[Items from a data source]
-----
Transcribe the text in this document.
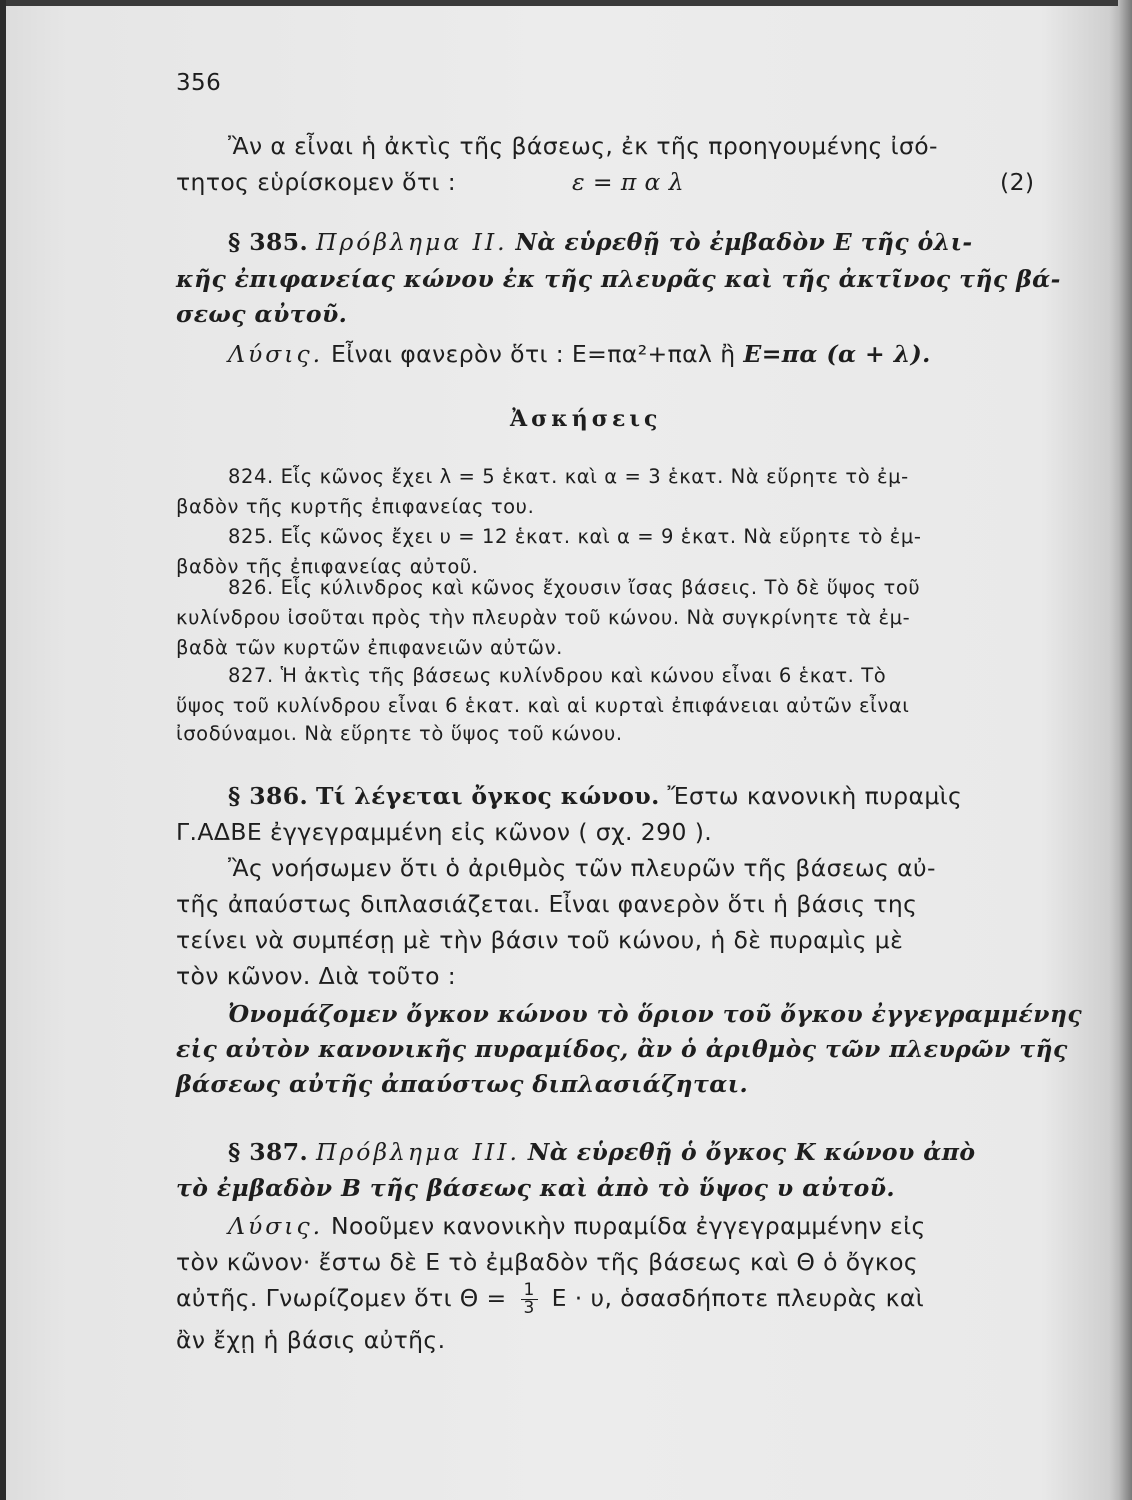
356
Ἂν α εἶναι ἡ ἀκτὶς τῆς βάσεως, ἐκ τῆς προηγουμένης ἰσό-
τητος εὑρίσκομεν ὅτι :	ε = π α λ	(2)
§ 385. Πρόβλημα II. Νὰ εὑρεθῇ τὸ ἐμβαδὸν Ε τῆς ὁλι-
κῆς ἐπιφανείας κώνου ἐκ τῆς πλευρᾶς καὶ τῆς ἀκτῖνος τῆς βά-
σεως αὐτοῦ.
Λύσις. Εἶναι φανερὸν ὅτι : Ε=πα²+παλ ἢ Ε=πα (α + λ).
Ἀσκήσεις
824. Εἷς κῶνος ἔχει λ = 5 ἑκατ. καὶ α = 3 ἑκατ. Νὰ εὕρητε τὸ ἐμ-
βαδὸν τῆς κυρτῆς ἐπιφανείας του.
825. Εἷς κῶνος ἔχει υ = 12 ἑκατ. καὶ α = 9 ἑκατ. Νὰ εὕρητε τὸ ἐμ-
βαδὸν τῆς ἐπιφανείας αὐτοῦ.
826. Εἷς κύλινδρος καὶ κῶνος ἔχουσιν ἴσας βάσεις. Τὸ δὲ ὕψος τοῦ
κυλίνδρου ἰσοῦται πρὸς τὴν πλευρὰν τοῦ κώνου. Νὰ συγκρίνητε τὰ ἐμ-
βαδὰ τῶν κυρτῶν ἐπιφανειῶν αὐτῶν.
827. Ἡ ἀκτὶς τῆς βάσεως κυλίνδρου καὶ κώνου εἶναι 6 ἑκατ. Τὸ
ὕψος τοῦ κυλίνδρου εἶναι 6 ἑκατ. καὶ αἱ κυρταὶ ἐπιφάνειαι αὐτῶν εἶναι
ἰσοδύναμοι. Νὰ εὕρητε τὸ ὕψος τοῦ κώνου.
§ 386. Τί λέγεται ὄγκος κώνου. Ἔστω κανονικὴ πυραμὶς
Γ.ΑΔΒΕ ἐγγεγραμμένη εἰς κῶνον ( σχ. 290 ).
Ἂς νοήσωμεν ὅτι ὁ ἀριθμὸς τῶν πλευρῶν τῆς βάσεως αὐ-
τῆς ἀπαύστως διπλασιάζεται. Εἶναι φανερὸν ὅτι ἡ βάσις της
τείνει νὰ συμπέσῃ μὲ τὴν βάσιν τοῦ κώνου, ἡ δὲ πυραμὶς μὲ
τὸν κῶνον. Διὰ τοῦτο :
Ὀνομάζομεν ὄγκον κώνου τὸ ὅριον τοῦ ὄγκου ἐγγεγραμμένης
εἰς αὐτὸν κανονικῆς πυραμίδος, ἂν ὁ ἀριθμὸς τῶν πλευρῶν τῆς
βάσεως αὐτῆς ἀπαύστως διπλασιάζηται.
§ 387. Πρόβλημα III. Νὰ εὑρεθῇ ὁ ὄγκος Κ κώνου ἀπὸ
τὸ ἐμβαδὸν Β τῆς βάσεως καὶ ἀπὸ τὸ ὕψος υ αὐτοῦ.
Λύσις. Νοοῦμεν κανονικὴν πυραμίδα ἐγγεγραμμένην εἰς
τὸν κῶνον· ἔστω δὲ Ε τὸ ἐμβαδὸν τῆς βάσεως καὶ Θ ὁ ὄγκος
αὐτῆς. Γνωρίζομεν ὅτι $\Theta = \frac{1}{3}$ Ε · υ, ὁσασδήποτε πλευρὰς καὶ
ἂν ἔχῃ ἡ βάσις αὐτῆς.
-----
*DO THIS:*
Set down every entry word for word, but omit the pictures.

*ANSWER TO THIS TASK:*
Transcribe the text in this document.
356
Ἂν α εἶναι ἡ ἀκτὶς τῆς βάσεως, ἐκ τῆς προηγουμένης ἰσό-
τητος εὑρίσκομεν ὅτι :	ε = π α λ	(2)
§ 385. Πρόβλημα II. Νὰ εὑρεθῇ τὸ ἐμβαδὸν Ε τῆς ὁλι-
κῆς ἐπιφανείας κώνου ἐκ τῆς πλευρᾶς καὶ τῆς ἀκτῖνος τῆς βά-
σεως αὐτοῦ.
Λύσις. Εἶναι φανερὸν ὅτι : Ε=πα²+παλ ἢ Ε=πα (α + λ).
Ἀσκήσεις
824. Εἷς κῶνος ἔχει λ = 5 ἑκατ. καὶ α = 3 ἑκατ. Νὰ εὕρητε τὸ ἐμ-
βαδὸν τῆς κυρτῆς ἐπιφανείας του.
825. Εἷς κῶνος ἔχει υ = 12 ἑκατ. καὶ α = 9 ἑκατ. Νὰ εὕρητε τὸ ἐμ-
βαδὸν τῆς ἐπιφανείας αὐτοῦ.
826. Εἷς κύλινδρος καὶ κῶνος ἔχουσιν ἴσας βάσεις. Τὸ δὲ ὕψος τοῦ
κυλίνδρου ἰσοῦται πρὸς τὴν πλευρὰν τοῦ κώνου. Νὰ συγκρίνητε τὰ ἐμ-
βαδὰ τῶν κυρτῶν ἐπιφανειῶν αὐτῶν.
827. Ἡ ἀκτὶς τῆς βάσεως κυλίνδρου καὶ κώνου εἶναι 6 ἑκατ. Τὸ
ὕψος τοῦ κυλίνδρου εἶναι 6 ἑκατ. καὶ αἱ κυρταὶ ἐπιφάνειαι αὐτῶν εἶναι
ἰσοδύναμοι. Νὰ εὕρητε τὸ ὕψος τοῦ κώνου.
§ 386. Τί λέγεται ὄγκος κώνου. Ἔστω κανονικὴ πυραμὶς
Γ.ΑΔΒΕ ἐγγεγραμμένη εἰς κῶνον ( σχ. 290 ).
Ἂς νοήσωμεν ὅτι ὁ ἀριθμὸς τῶν πλευρῶν τῆς βάσεως αὐ-
τῆς ἀπαύστως διπλασιάζεται. Εἶναι φανερὸν ὅτι ἡ βάσις της
τείνει νὰ συμπέσῃ μὲ τὴν βάσιν τοῦ κώνου, ἡ δὲ πυραμὶς μὲ
τὸν κῶνον. Διὰ τοῦτο :
Ὀνομάζομεν ὄγκον κώνου τὸ ὅριον τοῦ ὄγκου ἐγγεγραμμένης
εἰς αὐτὸν κανονικῆς πυραμίδος, ἂν ὁ ἀριθμὸς τῶν πλευρῶν τῆς
βάσεως αὐτῆς ἀπαύστως διπλασιάζηται.
§ 387. Πρόβλημα III. Νὰ εὑρεθῇ ὁ ὄγκος Κ κώνου ἀπὸ
τὸ ἐμβαδὸν Β τῆς βάσεως καὶ ἀπὸ τὸ ὕψος υ αὐτοῦ.
Λύσις. Νοοῦμεν κανονικὴν πυραμίδα ἐγγεγραμμένην εἰς
τὸν κῶνον· ἔστω δὲ Ε τὸ ἐμβαδὸν τῆς βάσεως καὶ Θ ὁ ὄγκος
αὐτῆς. Γνωρίζομεν ὅτι $\Theta = \frac{1}{3}$ Ε · υ, ὁσασδήποτε πλευρὰς καὶ
ἂν ἔχῃ ἡ βάσις αὐτῆς.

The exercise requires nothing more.